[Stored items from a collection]
— Start —

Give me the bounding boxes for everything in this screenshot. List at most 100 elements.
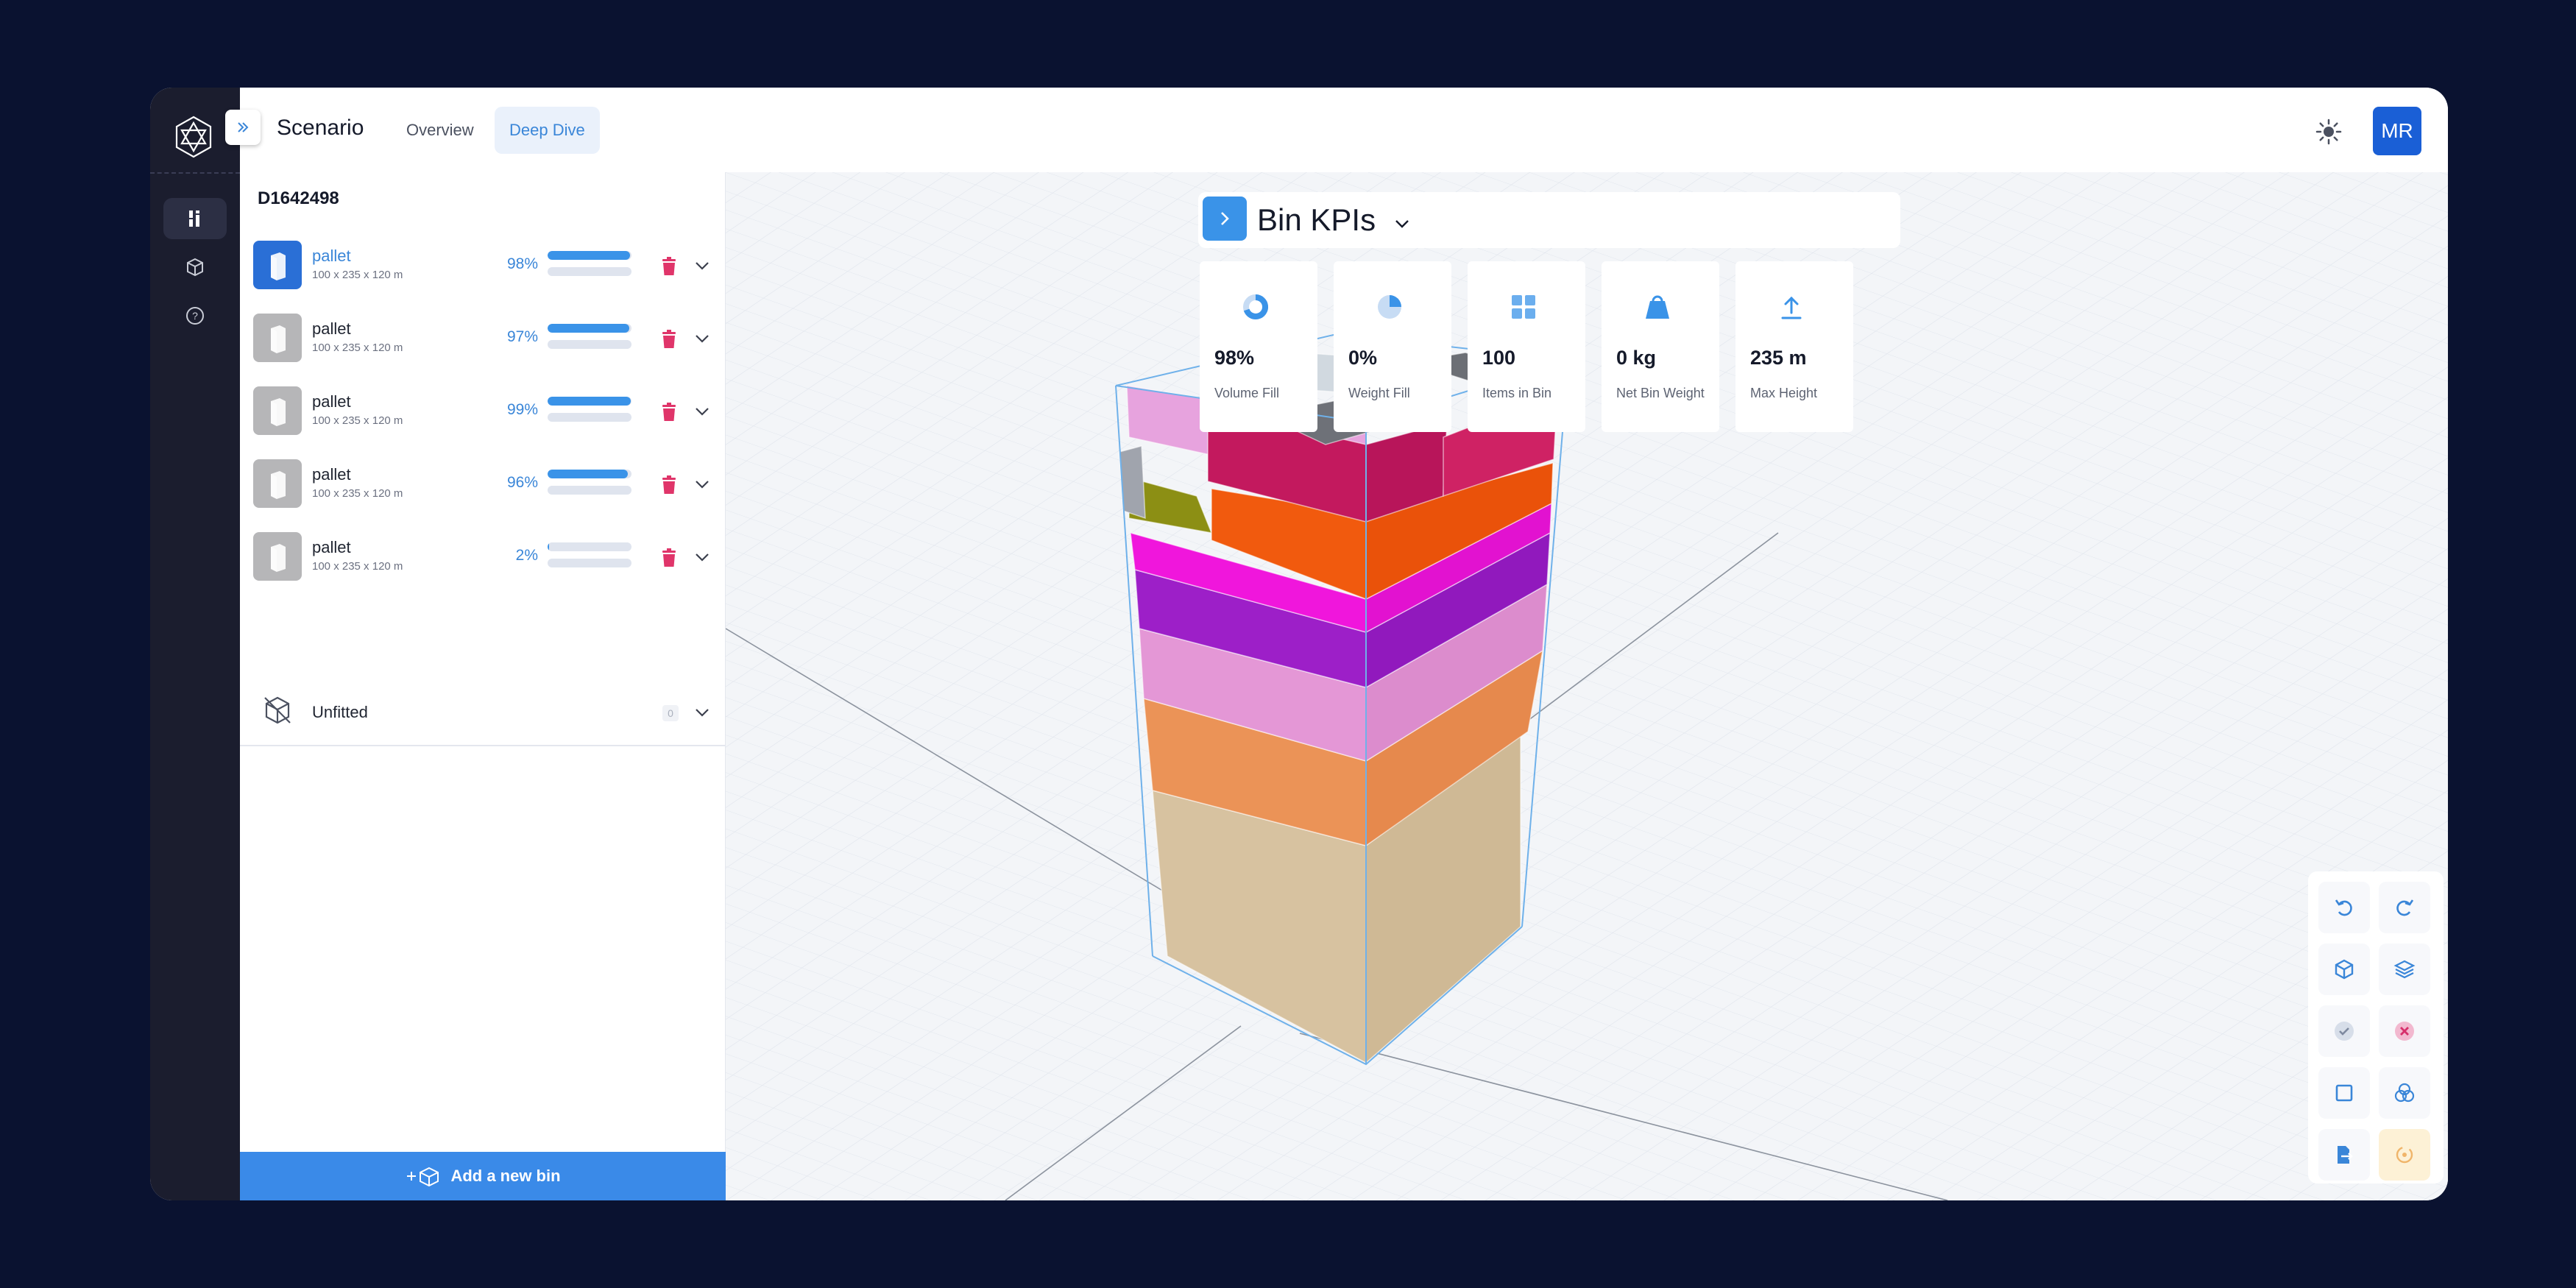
bin-row[interactable]: pallet 100 x 235 x 120 m 98% bbox=[240, 229, 726, 302]
pallet-icon bbox=[271, 252, 286, 280]
weight-fill-bar bbox=[548, 413, 631, 422]
rail-item-layers[interactable] bbox=[163, 198, 227, 239]
bin-volume-fill: 98% bbox=[506, 255, 538, 272]
chevron-down-icon[interactable] bbox=[693, 704, 711, 721]
layers-view-button[interactable] bbox=[2379, 944, 2430, 995]
colour-mode-button[interactable] bbox=[2379, 1067, 2430, 1119]
page-title: Scenario bbox=[277, 116, 364, 140]
layers-icon bbox=[189, 210, 199, 227]
rail-item-help[interactable]: ? bbox=[163, 295, 227, 336]
unfitted-box-icon bbox=[264, 696, 291, 724]
chevron-down-icon[interactable] bbox=[1393, 214, 1412, 233]
undo-icon bbox=[2335, 899, 2352, 916]
tab-overview[interactable]: Overview bbox=[392, 107, 489, 154]
kpi-value: 0 kg bbox=[1616, 347, 1657, 369]
cube-icon bbox=[2335, 959, 2354, 980]
bin-row[interactable]: pallet 100 x 235 x 120 m 2% bbox=[240, 520, 726, 593]
weight-fill-bar bbox=[548, 486, 631, 495]
add-box-icon bbox=[407, 1167, 439, 1186]
export-button[interactable] bbox=[2318, 1129, 2370, 1181]
pallet-thumbnail bbox=[253, 459, 302, 508]
redo-button[interactable] bbox=[2379, 882, 2430, 933]
left-rail: ? bbox=[150, 88, 240, 1200]
volume-fill-bar bbox=[548, 251, 631, 260]
bin-volume-fill: 96% bbox=[506, 474, 538, 491]
frame-view-button[interactable] bbox=[2318, 1067, 2370, 1119]
bin-name: pallet bbox=[312, 538, 351, 556]
pallet-icon bbox=[271, 398, 286, 426]
pie-chart-icon bbox=[1378, 295, 1401, 319]
bin-dimensions: 100 x 235 x 120 m bbox=[312, 269, 403, 281]
weight-icon bbox=[1646, 295, 1669, 319]
tab-deep-dive[interactable]: Deep Dive bbox=[495, 107, 600, 154]
undo-button[interactable] bbox=[2318, 882, 2370, 933]
kpi-value: 100 bbox=[1482, 347, 1516, 369]
trash-icon[interactable] bbox=[660, 475, 678, 495]
floor-grid bbox=[726, 172, 2448, 1200]
bin-row[interactable]: pallet 100 x 235 x 120 m 97% bbox=[240, 302, 726, 375]
square-icon bbox=[2335, 1084, 2353, 1102]
bin-3d-scene[interactable] bbox=[726, 172, 2448, 1200]
pallet-thumbnail bbox=[253, 314, 302, 362]
bin-row[interactable]: pallet 100 x 235 x 120 m 99% bbox=[240, 375, 726, 447]
cube-view-button[interactable] bbox=[2318, 944, 2370, 995]
bin-name: pallet bbox=[312, 392, 351, 411]
volume-fill-bar bbox=[548, 397, 631, 406]
bin-name: pallet bbox=[312, 319, 351, 338]
bins-panel: D1642498 pallet 100 x 235 x 120 m 98% pa… bbox=[240, 172, 726, 1200]
trash-icon[interactable] bbox=[660, 548, 678, 568]
kpi-title: Bin KPIs bbox=[1257, 202, 1376, 237]
add-new-bin-button[interactable]: Add a new bin bbox=[240, 1152, 726, 1200]
volume-fill-bar bbox=[548, 470, 631, 478]
kpi-collapse-button[interactable] bbox=[1203, 197, 1247, 241]
circles-icon bbox=[2394, 1083, 2415, 1103]
chevron-down-icon[interactable] bbox=[693, 475, 711, 493]
chevron-down-icon[interactable] bbox=[693, 403, 711, 420]
kpi-card-items-in-bin: 100 Items in Bin bbox=[1468, 261, 1585, 432]
accept-button[interactable] bbox=[2318, 1005, 2370, 1057]
add-new-bin-label: Add a new bin bbox=[450, 1167, 561, 1185]
kpi-card-max-height: 235 m Max Height bbox=[1735, 261, 1853, 432]
grid-icon bbox=[1512, 295, 1535, 319]
chevron-down-icon[interactable] bbox=[693, 257, 711, 275]
box-icon bbox=[187, 258, 203, 277]
pallet-icon bbox=[271, 471, 286, 499]
kpi-card-net-bin-weight: 0 kg Net Bin Weight bbox=[1602, 261, 1719, 432]
weight-fill-bar bbox=[548, 267, 631, 276]
close-icon bbox=[2395, 1022, 2414, 1041]
logo-icon[interactable] bbox=[169, 113, 218, 161]
rail-item-box[interactable] bbox=[163, 247, 227, 288]
unfitted-count-badge: 0 bbox=[662, 705, 679, 721]
chevron-right-icon bbox=[1221, 212, 1229, 225]
layers-icon bbox=[2393, 960, 2416, 979]
trash-icon[interactable] bbox=[660, 329, 678, 350]
chevron-down-icon[interactable] bbox=[693, 330, 711, 347]
top-bar: Scenario Overview Deep Dive MR bbox=[225, 88, 2448, 172]
sidebar-expand-button[interactable] bbox=[225, 110, 261, 145]
user-avatar[interactable]: MR bbox=[2373, 107, 2421, 155]
donut-chart-icon bbox=[1243, 294, 1269, 319]
bin-volume-fill: 97% bbox=[506, 328, 538, 345]
reset-icon bbox=[2396, 1146, 2413, 1164]
3d-viewport[interactable]: Bin KPIs 98% Volume Fill 0% Weight Fill bbox=[726, 172, 2448, 1200]
kpi-card-weight-fill: 0% Weight Fill bbox=[1334, 261, 1451, 432]
bin-dimensions: 100 x 235 x 120 m bbox=[312, 487, 403, 500]
weight-fill-bar bbox=[548, 340, 631, 349]
volume-fill-bar bbox=[548, 542, 631, 551]
trash-icon[interactable] bbox=[660, 402, 678, 422]
kpi-label: Max Height bbox=[1750, 386, 1818, 400]
theme-toggle-icon[interactable] bbox=[2314, 117, 2343, 146]
kpi-label: Net Bin Weight bbox=[1616, 386, 1705, 400]
app-window: ? Scenario Overview Deep Dive MR D164249… bbox=[150, 88, 2448, 1200]
bin-dimensions: 100 x 235 x 120 m bbox=[312, 560, 403, 573]
reset-button[interactable] bbox=[2379, 1129, 2430, 1181]
export-icon bbox=[2338, 1146, 2353, 1164]
chevron-down-icon[interactable] bbox=[693, 548, 711, 566]
bin-name: pallet bbox=[312, 247, 351, 265]
unfitted-row[interactable]: Unfitted 0 bbox=[240, 676, 726, 746]
reject-button[interactable] bbox=[2379, 1005, 2430, 1057]
svg-text:?: ? bbox=[192, 310, 198, 322]
kpi-value: 98% bbox=[1214, 347, 1255, 369]
bin-row[interactable]: pallet 100 x 235 x 120 m 96% bbox=[240, 447, 726, 520]
trash-icon[interactable] bbox=[660, 256, 678, 277]
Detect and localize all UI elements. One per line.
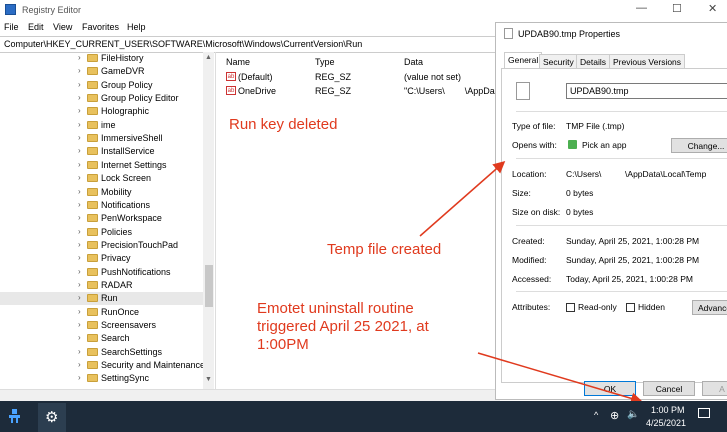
gear-icon: ⚙: [45, 409, 59, 426]
chevron-up-icon[interactable]: ^: [594, 410, 598, 420]
app-taskbar-icon[interactable]: [6, 407, 24, 425]
annotation-arrows: [419, 161, 643, 405]
settings-taskbar-button[interactable]: ⚙: [38, 403, 66, 432]
notification-icon[interactable]: [698, 408, 710, 418]
globe-icon[interactable]: ⊕: [610, 409, 619, 422]
arrow-temp-file: [419, 161, 506, 237]
volume-icon[interactable]: 🔈: [627, 409, 639, 420]
clock-date[interactable]: 4/25/2021: [646, 418, 686, 428]
clock-time[interactable]: 1:00 PM: [651, 405, 685, 415]
taskbar: ⚙ ^ ⊕ 🔈 1:00 PM 4/25/2021: [0, 401, 727, 432]
arrow-clock: [477, 352, 643, 405]
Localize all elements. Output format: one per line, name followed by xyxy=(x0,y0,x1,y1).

— End —

## DO THIS
Render every line of the records as a Markdown table with two columns, Row and Line, numbering each row and skipping blank lines. Leave out the pictures.

## WRITTEN RESPONSE
| Row | Line |
|---|---|
| 1 | Give me the bounding boxes for everything in this screenshot. List at most 100 elements. |
| 2 | bin-row[interactable]: pallet 100 x 235 x 120 m 98% bbox=[240, 229, 726, 302] |
| 3 | pallet-icon bbox=[271, 252, 286, 280] |
| 4 | weight-fill-bar bbox=[548, 413, 631, 422] |
| 5 | rail-item-layers[interactable] bbox=[163, 198, 227, 239] |
| 6 | bin-volume-fill: 98% bbox=[506, 255, 538, 272] |
| 7 | chevron-down-icon[interactable] bbox=[693, 704, 711, 721] |
| 8 | layers-view-button[interactable] bbox=[2379, 944, 2430, 995] |
| 9 | colour-mode-button[interactable] bbox=[2379, 1067, 2430, 1119] |
| 10 | page-title: Scenario bbox=[277, 116, 364, 140] |
| 11 | layers-icon bbox=[189, 210, 199, 227] |
| 12 | rail-item-help[interactable]: ? bbox=[163, 295, 227, 336] |
| 13 | unfitted-box-icon bbox=[264, 696, 291, 724] |
| 14 | chevron-down-icon[interactable] bbox=[1393, 214, 1412, 233] |
| 15 | undo-icon bbox=[2335, 899, 2352, 916] |
| 16 | tab-overview[interactable]: Overview bbox=[392, 107, 489, 154] |
| 17 | kpi-value: 0 kg bbox=[1616, 347, 1657, 369] |
| 18 | cube-icon bbox=[2335, 959, 2354, 980] |
| 19 | bin-row[interactable]: pallet 100 x 235 x 120 m 2% bbox=[240, 520, 726, 593] |
| 20 | weight-fill-bar bbox=[548, 486, 631, 495] |
| 21 | add-box-icon bbox=[407, 1167, 439, 1186] |
| 22 | export-button[interactable] bbox=[2318, 1129, 2370, 1181] |
| 23 | pallet-thumbnail bbox=[253, 459, 302, 508] |
| 24 | redo-button[interactable] bbox=[2379, 882, 2430, 933] |
| 25 | left-rail: ? bbox=[150, 88, 240, 1200] |
| 26 | volume-fill-bar bbox=[548, 251, 631, 260] |
| 27 | bin-volume-fill: 96% bbox=[506, 474, 538, 491] |
| 28 | frame-view-button[interactable] bbox=[2318, 1067, 2370, 1119] |
| 29 | bin-name: pallet bbox=[312, 538, 351, 556] |
| 30 | pallet-icon bbox=[271, 398, 286, 426] |
| 31 | pie-chart-icon bbox=[1378, 295, 1401, 319] |
| 32 | bin-dimensions: 100 x 235 x 120 m bbox=[312, 269, 403, 281] |
| 33 | weight-icon bbox=[1646, 295, 1669, 319] |
| 34 | tab-deep-dive[interactable]: Deep Dive bbox=[495, 107, 600, 154] |
| 35 | undo-button[interactable] bbox=[2318, 882, 2370, 933] |
| 36 | kpi-value: 100 bbox=[1482, 347, 1516, 369] |
| 37 | trash-icon[interactable] bbox=[660, 475, 678, 495] |
| 38 | floor-grid bbox=[726, 172, 2448, 1200] |
| 39 | bin-row[interactable]: pallet 100 x 235 x 120 m 97% bbox=[240, 302, 726, 375] |
| 40 | square-icon bbox=[2335, 1084, 2353, 1102] |
| 41 | bin-3d-scene[interactable] bbox=[726, 172, 2448, 1200] |
| 42 | pallet-thumbnail bbox=[253, 314, 302, 362] |
| 43 | bin-row[interactable]: pallet 100 x 235 x 120 m 99% bbox=[240, 375, 726, 447] |
| 44 | cube-view-button[interactable] bbox=[2318, 944, 2370, 995] |
| 45 | bin-name: pallet bbox=[312, 392, 351, 411] |
| 46 | volume-fill-bar bbox=[548, 397, 631, 406] |
| 47 | bin-name: pallet bbox=[312, 319, 351, 338] |
| 48 | bins-panel: D1642498 pallet 100 x 235 x 120 m 98% pa… bbox=[240, 172, 726, 1200] |
| 49 | trash-icon[interactable] bbox=[660, 548, 678, 568] |
| 50 | kpi-title: Bin KPIs bbox=[1257, 202, 1376, 237] |
| 51 | add-new-bin-button[interactable]: Add a new bin bbox=[240, 1152, 726, 1200] |
| 52 | volume-fill-bar bbox=[548, 470, 631, 478] |
| 53 | kpi-collapse-button[interactable] bbox=[1203, 197, 1247, 241] |
| 54 | circles-icon bbox=[2394, 1083, 2415, 1103] |
| 55 | chevron-down-icon[interactable] bbox=[693, 475, 711, 493] |
| 56 | chevron-down-icon[interactable] bbox=[693, 403, 711, 420] |
| 57 | kpi-card-items-in-bin: 100 Items in Bin bbox=[1468, 261, 1585, 432] |
| 58 | accept-button[interactable] bbox=[2318, 1005, 2370, 1057] |
| 59 | add-new-bin-label: Add a new bin bbox=[450, 1167, 561, 1185] |
| 60 | kpi-card-max-height: 235 m Max Height bbox=[1735, 261, 1853, 432] |
| 61 | grid-icon bbox=[1512, 295, 1535, 319] |
| 62 | chevron-down-icon[interactable] bbox=[693, 257, 711, 275] |
| 63 | box-icon bbox=[187, 258, 203, 277] |
| 64 | pallet-icon bbox=[271, 471, 286, 499] |
| 65 | kpi-card-net-bin-weight: 0 kg Net Bin Weight bbox=[1602, 261, 1719, 432] |
| 66 | weight-fill-bar bbox=[548, 267, 631, 276] |
| 67 | close-icon bbox=[2395, 1022, 2414, 1041] |
| 68 | logo-icon[interactable] bbox=[169, 113, 218, 161] |
| 69 | rail-item-box[interactable] bbox=[163, 247, 227, 288] |
| 70 | unfitted-count-badge: 0 bbox=[662, 705, 679, 721] |
| 71 | chevron-right-icon bbox=[1221, 212, 1229, 225] |
| 72 | layers-icon bbox=[2393, 960, 2416, 979] |
| 73 | trash-icon[interactable] bbox=[660, 329, 678, 350] |
| 74 | chevron-down-icon[interactable] bbox=[693, 330, 711, 347] |
| 75 | top-bar: Scenario Overview Deep Dive MR bbox=[225, 88, 2448, 172] |
| 76 | sidebar-expand-button[interactable] bbox=[225, 110, 261, 145] |
| 77 | user-avatar[interactable]: MR bbox=[2373, 107, 2421, 155] |
| 78 | donut-chart-icon bbox=[1243, 294, 1269, 319] |
| 79 | bin-volume-fill: 97% bbox=[506, 328, 538, 345] |
| 80 | reset-icon bbox=[2396, 1146, 2413, 1164] |
| 81 | 3d-viewport[interactable]: Bin KPIs 98% Volume Fill 0% Weight Fill bbox=[726, 172, 2448, 1200] |
| 82 | kpi-card-weight-fill: 0% Weight Fill bbox=[1334, 261, 1451, 432] |
| 83 | bin-dimensions: 100 x 235 x 120 m bbox=[312, 487, 403, 500] |
| 84 | weight-fill-bar bbox=[548, 340, 631, 349] |
| 85 | volume-fill-bar bbox=[548, 542, 631, 551] |
| 86 | trash-icon[interactable] bbox=[660, 402, 678, 422] |
| 87 | kpi-label: Max Height bbox=[1750, 386, 1818, 400] |
| 88 | theme-toggle-icon[interactable] bbox=[2314, 117, 2343, 146] |
| 89 | kpi-label: Net Bin Weight bbox=[1616, 386, 1705, 400] |
| 90 | app-window: ? Scenario Overview Deep Dive MR D164249… bbox=[150, 88, 2448, 1200] |
| 91 | bin-dimensions: 100 x 235 x 120 m bbox=[312, 560, 403, 573] |
| 92 | reset-button[interactable] bbox=[2379, 1129, 2430, 1181] |
| 93 | export-icon bbox=[2338, 1146, 2353, 1164] |
| 94 | chevron-down-icon[interactable] bbox=[693, 548, 711, 566] |
| 95 | bin-name: pallet bbox=[312, 247, 351, 265] |
| 96 | unfitted-row[interactable]: Unfitted 0 bbox=[240, 676, 726, 746] |
| 97 | reject-button[interactable] bbox=[2379, 1005, 2430, 1057] |
| 98 | svg-text:?: ? bbox=[192, 310, 198, 322] |
| 99 | kpi-value: 98% bbox=[1214, 347, 1255, 369] |
| 100 | bin-row[interactable]: pallet 100 x 235 x 120 m 96% bbox=[240, 447, 726, 520] |
| 101 | trash-icon[interactable] bbox=[660, 256, 678, 277] |
| 102 | Detect and localize all UI elements. One per line. |
| 103 | gear-icon: ⚙: [45, 409, 59, 426] |
| 104 | chevron-up-icon[interactable]: ^: [594, 410, 598, 420] |
| 105 | app-taskbar-icon[interactable]: [6, 407, 24, 425] |
| 106 | annotation-arrows: [419, 161, 643, 405] |
| 107 | settings-taskbar-button[interactable]: ⚙: [38, 403, 66, 432] |
| 108 | notification-icon[interactable]: [698, 408, 710, 418] |
| 109 | globe-icon[interactable]: ⊕: [610, 409, 619, 422] |
| 110 | arrow-temp-file: [419, 161, 506, 237] |
| 111 | volume-icon[interactable]: 🔈: [627, 409, 639, 420] |
| 112 | clock-date[interactable]: 4/25/2021: [646, 418, 686, 428] |
| 113 | clock-time[interactable]: 1:00 PM: [651, 405, 685, 415] |
| 114 | taskbar: ⚙ ^ ⊕ 🔈 1:00 PM 4/25/2021: [0, 401, 727, 432] |
| 115 | arrow-clock: [477, 352, 643, 405] |
| 116 | Localize all elements. Output format: one per line, name followed by xyxy=(x0,y0,x1,y1). |